>> begin Provided data

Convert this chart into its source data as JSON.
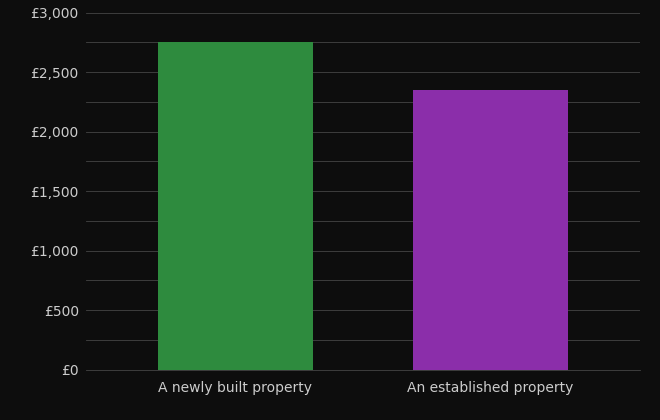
{
  "categories": [
    "A newly built property",
    "An established property"
  ],
  "values": [
    2750,
    2350
  ],
  "bar_colors": [
    "#2e8b3e",
    "#8b2eaa"
  ],
  "background_color": "#0d0d0d",
  "text_color": "#cccccc",
  "grid_color": "#444444",
  "ylim": [
    0,
    3000
  ],
  "yticks": [
    0,
    250,
    500,
    750,
    1000,
    1250,
    1500,
    1750,
    2000,
    2250,
    2500,
    2750,
    3000
  ],
  "ytick_labels": [
    "£0",
    "",
    "£500",
    "",
    "£1,000",
    "",
    "£1,500",
    "",
    "£2,000",
    "",
    "£2,500",
    "",
    "£3,000"
  ],
  "bar_width": 0.28,
  "x_positions": [
    0.27,
    0.73
  ],
  "xlim": [
    0,
    1
  ],
  "xlabel": "",
  "ylabel": "",
  "tick_fontsize": 10,
  "label_fontsize": 10
}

>> end Provided data

### Task objective
Word for word, quote the full listing, omitting every picture.

### Answer to the exercise
Convert this chart into its source data as JSON.
{
  "categories": [
    "A newly built property",
    "An established property"
  ],
  "values": [
    2750,
    2350
  ],
  "bar_colors": [
    "#2e8b3e",
    "#8b2eaa"
  ],
  "background_color": "#0d0d0d",
  "text_color": "#cccccc",
  "grid_color": "#444444",
  "ylim": [
    0,
    3000
  ],
  "yticks": [
    0,
    250,
    500,
    750,
    1000,
    1250,
    1500,
    1750,
    2000,
    2250,
    2500,
    2750,
    3000
  ],
  "ytick_labels": [
    "£0",
    "",
    "£500",
    "",
    "£1,000",
    "",
    "£1,500",
    "",
    "£2,000",
    "",
    "£2,500",
    "",
    "£3,000"
  ],
  "bar_width": 0.28,
  "x_positions": [
    0.27,
    0.73
  ],
  "xlim": [
    0,
    1
  ],
  "xlabel": "",
  "ylabel": "",
  "tick_fontsize": 10,
  "label_fontsize": 10
}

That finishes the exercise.